● Instructions for the task
Transcribe the records below exactly as they appear, omitting any pictures.

● Records supplied

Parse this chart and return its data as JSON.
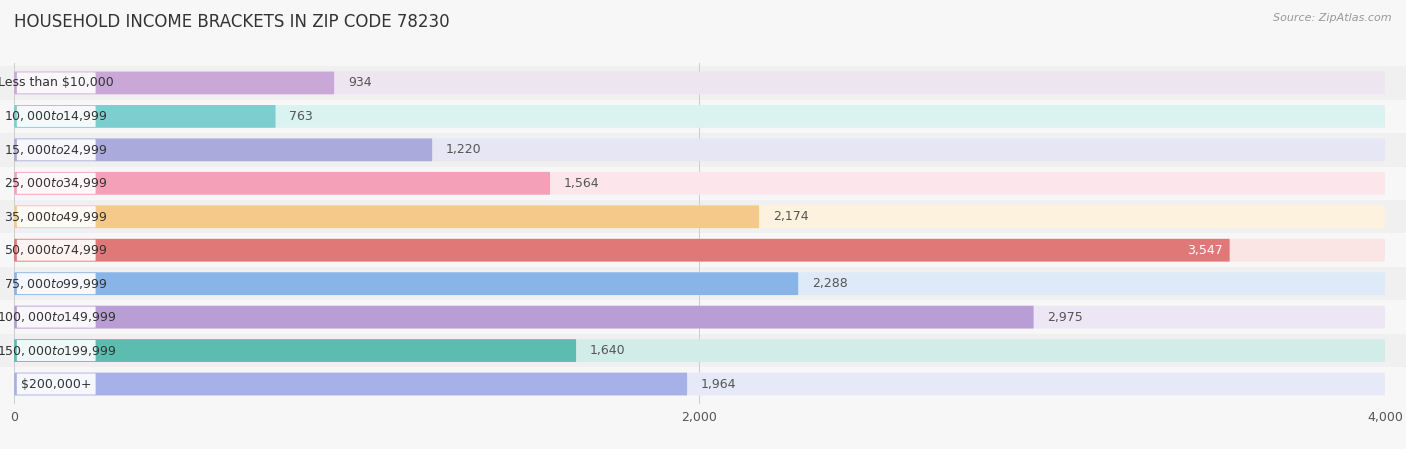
{
  "title": "HOUSEHOLD INCOME BRACKETS IN ZIP CODE 78230",
  "source_text": "Source: ZipAtlas.com",
  "categories": [
    "Less than $10,000",
    "$10,000 to $14,999",
    "$15,000 to $24,999",
    "$25,000 to $34,999",
    "$35,000 to $49,999",
    "$50,000 to $74,999",
    "$75,000 to $99,999",
    "$100,000 to $149,999",
    "$150,000 to $199,999",
    "$200,000+"
  ],
  "values": [
    934,
    763,
    1220,
    1564,
    2174,
    3547,
    2288,
    2975,
    1640,
    1964
  ],
  "bar_colors": [
    "#c9a8d8",
    "#7dcece",
    "#aaaadc",
    "#f4a0b8",
    "#f5c98a",
    "#e07878",
    "#88b4e8",
    "#b89ed4",
    "#5cbcb0",
    "#a8b0e8"
  ],
  "bar_bg_colors": [
    "#ede6f0",
    "#daf2f0",
    "#e6e6f4",
    "#fce6ec",
    "#fdf2de",
    "#fae4e4",
    "#deeaf8",
    "#ede6f4",
    "#d2ece8",
    "#e6eaf8"
  ],
  "xlim": [
    0,
    4000
  ],
  "xticks": [
    0,
    2000,
    4000
  ],
  "bg_color": "#f7f7f7",
  "row_bg_colors": [
    "#f0f0f0",
    "#f7f7f7"
  ],
  "title_fontsize": 12,
  "label_fontsize": 9,
  "value_fontsize": 9
}
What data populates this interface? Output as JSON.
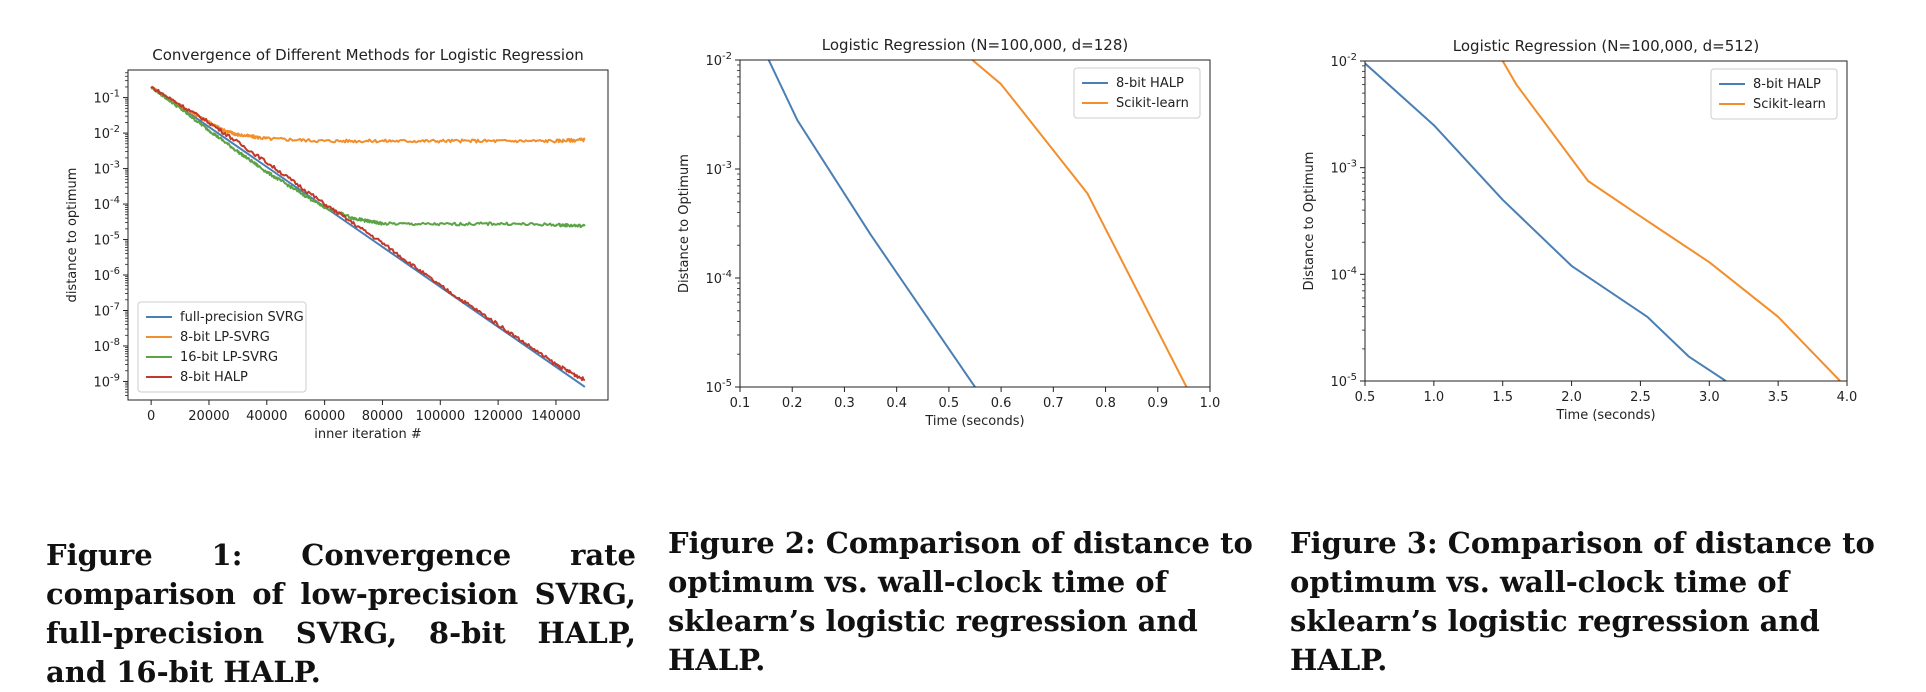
{
  "colors": {
    "blue": "#4a7fb5",
    "orange": "#f28e2b",
    "green": "#5ba345",
    "red": "#c0392b",
    "axis": "#222222"
  },
  "captions": [
    "Figure 1: Convergence rate comparison of low-precision SVRG, full-precision SVRG, 8-bit HALP, and 16-bit HALP.",
    "Figure 2: Comparison of distance to optimum vs. wall-clock time of sklearn’s logistic regression and HALP.",
    "Figure 3: Comparison of distance to optimum vs. wall-clock time of sklearn’s logistic regression and HALP."
  ],
  "chart_data": [
    {
      "type": "line",
      "title": "Convergence of Different Methods for Logistic Regression",
      "xlabel": "inner iteration #",
      "ylabel": "distance to optimum",
      "xlim": [
        -8000,
        158000
      ],
      "ylim": [
        3e-10,
        0.6
      ],
      "yscale": "log",
      "grid": false,
      "legend_position": "lower-left",
      "x_ticks": [
        0,
        20000,
        40000,
        60000,
        80000,
        100000,
        120000,
        140000
      ],
      "x_tick_labels": [
        "0",
        "20000",
        "40000",
        "60000",
        "80000",
        "100000",
        "120000",
        "140000"
      ],
      "y_ticks": [
        1e-09,
        1e-08,
        1e-07,
        1e-06,
        1e-05,
        0.0001,
        0.001,
        0.01,
        0.1
      ],
      "y_tick_labels": [
        "10^-9",
        "10^-8",
        "10^-7",
        "10^-6",
        "10^-5",
        "10^-4",
        "10^-3",
        "10^-2",
        "10^-1"
      ],
      "series": [
        {
          "name": "full-precision SVRG",
          "color": "#4a7fb5",
          "noise": 0,
          "x": [
            0,
            150000
          ],
          "y": [
            0.2,
            7e-10
          ]
        },
        {
          "name": "8-bit LP-SVRG",
          "color": "#f28e2b",
          "noise": 0.045,
          "x": [
            0,
            10000,
            20000,
            25000,
            30000,
            40000,
            60000,
            80000,
            100000,
            120000,
            140000,
            150000
          ],
          "y": [
            0.2,
            0.06,
            0.02,
            0.012,
            0.009,
            0.007,
            0.006,
            0.006,
            0.006,
            0.006,
            0.006,
            0.0065
          ]
        },
        {
          "name": "16-bit LP-SVRG",
          "color": "#5ba345",
          "noise": 0.04,
          "x": [
            0,
            10000,
            20000,
            30000,
            40000,
            50000,
            60000,
            70000,
            75000,
            80000,
            100000,
            120000,
            140000,
            150000
          ],
          "y": [
            0.2,
            0.05,
            0.012,
            0.003,
            0.0008,
            0.00025,
            8e-05,
            4e-05,
            3.3e-05,
            2.8e-05,
            2.7e-05,
            2.8e-05,
            2.6e-05,
            2.4e-05
          ]
        },
        {
          "name": "8-bit HALP",
          "color": "#c0392b",
          "noise": 0.05,
          "x": [
            0,
            20000,
            40000,
            60000,
            80000,
            100000,
            120000,
            140000,
            150000
          ],
          "y": [
            0.2,
            0.02,
            0.0015,
            0.0001,
            8e-06,
            5e-07,
            4e-08,
            3e-09,
            1.1e-09
          ]
        }
      ]
    },
    {
      "type": "line",
      "title": "Logistic Regression (N=100,000, d=128)",
      "xlabel": "Time (seconds)",
      "ylabel": "Distance to Optimum",
      "xlim": [
        0.1,
        1.0
      ],
      "ylim": [
        1e-05,
        0.01
      ],
      "yscale": "log",
      "grid": false,
      "legend_position": "top-right",
      "x_ticks": [
        0.1,
        0.2,
        0.3,
        0.4,
        0.5,
        0.6,
        0.7,
        0.8,
        0.9,
        1.0
      ],
      "x_tick_labels": [
        "0.1",
        "0.2",
        "0.3",
        "0.4",
        "0.5",
        "0.6",
        "0.7",
        "0.8",
        "0.9",
        "1.0"
      ],
      "y_ticks": [
        1e-05,
        0.0001,
        0.001,
        0.01
      ],
      "y_tick_labels": [
        "10^-5",
        "10^-4",
        "10^-3",
        "10^-2"
      ],
      "series": [
        {
          "name": "8-bit HALP",
          "color": "#4a7fb5",
          "noise": 0,
          "x": [
            0.155,
            0.21,
            0.35,
            0.55
          ],
          "y": [
            0.01,
            0.0028,
            0.00025,
            1e-05
          ]
        },
        {
          "name": "Scikit-learn",
          "color": "#f28e2b",
          "noise": 0,
          "x": [
            0.545,
            0.6,
            0.765,
            0.955
          ],
          "y": [
            0.01,
            0.006,
            0.0006,
            1e-05
          ]
        }
      ]
    },
    {
      "type": "line",
      "title": "Logistic Regression (N=100,000, d=512)",
      "xlabel": "Time (seconds)",
      "ylabel": "Distance to Optimum",
      "xlim": [
        0.5,
        4.0
      ],
      "ylim": [
        1e-05,
        0.01
      ],
      "yscale": "log",
      "grid": false,
      "legend_position": "top-right",
      "x_ticks": [
        0.5,
        1.0,
        1.5,
        2.0,
        2.5,
        3.0,
        3.5,
        4.0
      ],
      "x_tick_labels": [
        "0.5",
        "1.0",
        "1.5",
        "2.0",
        "2.5",
        "3.0",
        "3.5",
        "4.0"
      ],
      "y_ticks": [
        1e-05,
        0.0001,
        0.001,
        0.01
      ],
      "y_tick_labels": [
        "10^-5",
        "10^-4",
        "10^-3",
        "10^-2"
      ],
      "series": [
        {
          "name": "8-bit HALP",
          "color": "#4a7fb5",
          "noise": 0,
          "x": [
            0.5,
            1.0,
            1.5,
            2.0,
            2.55,
            2.85,
            3.12
          ],
          "y": [
            0.0095,
            0.0025,
            0.0005,
            0.00012,
            4e-05,
            1.7e-05,
            1e-05
          ]
        },
        {
          "name": "Scikit-learn",
          "color": "#f28e2b",
          "noise": 0,
          "x": [
            1.5,
            1.6,
            2.12,
            2.5,
            3.0,
            3.5,
            3.95
          ],
          "y": [
            0.01,
            0.006,
            0.00075,
            0.00035,
            0.00013,
            4e-05,
            1e-05
          ]
        }
      ]
    }
  ]
}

● Output of the task
Parse this chart and return its data as JSON.
{
  "title": "HOUSEHOLD INCOME BRACKETS IN ZIP CODE 78230",
  "source_text": "Source: ZipAtlas.com",
  "categories": [
    "Less than $10,000",
    "$10,000 to $14,999",
    "$15,000 to $24,999",
    "$25,000 to $34,999",
    "$35,000 to $49,999",
    "$50,000 to $74,999",
    "$75,000 to $99,999",
    "$100,000 to $149,999",
    "$150,000 to $199,999",
    "$200,000+"
  ],
  "values": [
    934,
    763,
    1220,
    1564,
    2174,
    3547,
    2288,
    2975,
    1640,
    1964
  ],
  "bar_colors": [
    "#c9a8d8",
    "#7dcece",
    "#aaaadc",
    "#f4a0b8",
    "#f5c98a",
    "#e07878",
    "#88b4e8",
    "#b89ed4",
    "#5cbcb0",
    "#a8b0e8"
  ],
  "bar_bg_colors": [
    "#ede6f0",
    "#daf2f0",
    "#e6e6f4",
    "#fce6ec",
    "#fdf2de",
    "#fae4e4",
    "#deeaf8",
    "#ede6f4",
    "#d2ece8",
    "#e6eaf8"
  ],
  "xlim": [
    0,
    4000
  ],
  "xticks": [
    0,
    2000,
    4000
  ],
  "bg_color": "#f7f7f7",
  "row_bg_colors": [
    "#f0f0f0",
    "#f7f7f7"
  ],
  "title_fontsize": 12,
  "label_fontsize": 9,
  "value_fontsize": 9
}
What data populates this interface? Output as JSON.
{
  "colors": {
    "blue": "#4a7fb5",
    "orange": "#f28e2b",
    "green": "#5ba345",
    "red": "#c0392b",
    "axis": "#222222"
  },
  "captions": [
    "Figure 1: Convergence rate comparison of low-precision SVRG, full-precision SVRG, 8-bit HALP, and 16-bit HALP.",
    "Figure 2: Comparison of distance to optimum vs. wall-clock time of sklearn’s logistic regression and HALP.",
    "Figure 3: Comparison of distance to optimum vs. wall-clock time of sklearn’s logistic regression and HALP."
  ],
  "chart_data": [
    {
      "type": "line",
      "title": "Convergence of Different Methods for Logistic Regression",
      "xlabel": "inner iteration #",
      "ylabel": "distance to optimum",
      "xlim": [
        -8000,
        158000
      ],
      "ylim": [
        3e-10,
        0.6
      ],
      "yscale": "log",
      "grid": false,
      "legend_position": "lower-left",
      "x_ticks": [
        0,
        20000,
        40000,
        60000,
        80000,
        100000,
        120000,
        140000
      ],
      "x_tick_labels": [
        "0",
        "20000",
        "40000",
        "60000",
        "80000",
        "100000",
        "120000",
        "140000"
      ],
      "y_ticks": [
        1e-09,
        1e-08,
        1e-07,
        1e-06,
        1e-05,
        0.0001,
        0.001,
        0.01,
        0.1
      ],
      "y_tick_labels": [
        "10^-9",
        "10^-8",
        "10^-7",
        "10^-6",
        "10^-5",
        "10^-4",
        "10^-3",
        "10^-2",
        "10^-1"
      ],
      "series": [
        {
          "name": "full-precision SVRG",
          "color": "#4a7fb5",
          "noise": 0,
          "x": [
            0,
            150000
          ],
          "y": [
            0.2,
            7e-10
          ]
        },
        {
          "name": "8-bit LP-SVRG",
          "color": "#f28e2b",
          "noise": 0.045,
          "x": [
            0,
            10000,
            20000,
            25000,
            30000,
            40000,
            60000,
            80000,
            100000,
            120000,
            140000,
            150000
          ],
          "y": [
            0.2,
            0.06,
            0.02,
            0.012,
            0.009,
            0.007,
            0.006,
            0.006,
            0.006,
            0.006,
            0.006,
            0.0065
          ]
        },
        {
          "name": "16-bit LP-SVRG",
          "color": "#5ba345",
          "noise": 0.04,
          "x": [
            0,
            10000,
            20000,
            30000,
            40000,
            50000,
            60000,
            70000,
            75000,
            80000,
            100000,
            120000,
            140000,
            150000
          ],
          "y": [
            0.2,
            0.05,
            0.012,
            0.003,
            0.0008,
            0.00025,
            8e-05,
            4e-05,
            3.3e-05,
            2.8e-05,
            2.7e-05,
            2.8e-05,
            2.6e-05,
            2.4e-05
          ]
        },
        {
          "name": "8-bit HALP",
          "color": "#c0392b",
          "noise": 0.05,
          "x": [
            0,
            20000,
            40000,
            60000,
            80000,
            100000,
            120000,
            140000,
            150000
          ],
          "y": [
            0.2,
            0.02,
            0.0015,
            0.0001,
            8e-06,
            5e-07,
            4e-08,
            3e-09,
            1.1e-09
          ]
        }
      ]
    },
    {
      "type": "line",
      "title": "Logistic Regression (N=100,000, d=128)",
      "xlabel": "Time (seconds)",
      "ylabel": "Distance to Optimum",
      "xlim": [
        0.1,
        1.0
      ],
      "ylim": [
        1e-05,
        0.01
      ],
      "yscale": "log",
      "grid": false,
      "legend_position": "top-right",
      "x_ticks": [
        0.1,
        0.2,
        0.3,
        0.4,
        0.5,
        0.6,
        0.7,
        0.8,
        0.9,
        1.0
      ],
      "x_tick_labels": [
        "0.1",
        "0.2",
        "0.3",
        "0.4",
        "0.5",
        "0.6",
        "0.7",
        "0.8",
        "0.9",
        "1.0"
      ],
      "y_ticks": [
        1e-05,
        0.0001,
        0.001,
        0.01
      ],
      "y_tick_labels": [
        "10^-5",
        "10^-4",
        "10^-3",
        "10^-2"
      ],
      "series": [
        {
          "name": "8-bit HALP",
          "color": "#4a7fb5",
          "noise": 0,
          "x": [
            0.155,
            0.21,
            0.35,
            0.55
          ],
          "y": [
            0.01,
            0.0028,
            0.00025,
            1e-05
          ]
        },
        {
          "name": "Scikit-learn",
          "color": "#f28e2b",
          "noise": 0,
          "x": [
            0.545,
            0.6,
            0.765,
            0.955
          ],
          "y": [
            0.01,
            0.006,
            0.0006,
            1e-05
          ]
        }
      ]
    },
    {
      "type": "line",
      "title": "Logistic Regression (N=100,000, d=512)",
      "xlabel": "Time (seconds)",
      "ylabel": "Distance to Optimum",
      "xlim": [
        0.5,
        4.0
      ],
      "ylim": [
        1e-05,
        0.01
      ],
      "yscale": "log",
      "grid": false,
      "legend_position": "top-right",
      "x_ticks": [
        0.5,
        1.0,
        1.5,
        2.0,
        2.5,
        3.0,
        3.5,
        4.0
      ],
      "x_tick_labels": [
        "0.5",
        "1.0",
        "1.5",
        "2.0",
        "2.5",
        "3.0",
        "3.5",
        "4.0"
      ],
      "y_ticks": [
        1e-05,
        0.0001,
        0.001,
        0.01
      ],
      "y_tick_labels": [
        "10^-5",
        "10^-4",
        "10^-3",
        "10^-2"
      ],
      "series": [
        {
          "name": "8-bit HALP",
          "color": "#4a7fb5",
          "noise": 0,
          "x": [
            0.5,
            1.0,
            1.5,
            2.0,
            2.55,
            2.85,
            3.12
          ],
          "y": [
            0.0095,
            0.0025,
            0.0005,
            0.00012,
            4e-05,
            1.7e-05,
            1e-05
          ]
        },
        {
          "name": "Scikit-learn",
          "color": "#f28e2b",
          "noise": 0,
          "x": [
            1.5,
            1.6,
            2.12,
            2.5,
            3.0,
            3.5,
            3.95
          ],
          "y": [
            0.01,
            0.006,
            0.00075,
            0.00035,
            0.00013,
            4e-05,
            1e-05
          ]
        }
      ]
    }
  ]
}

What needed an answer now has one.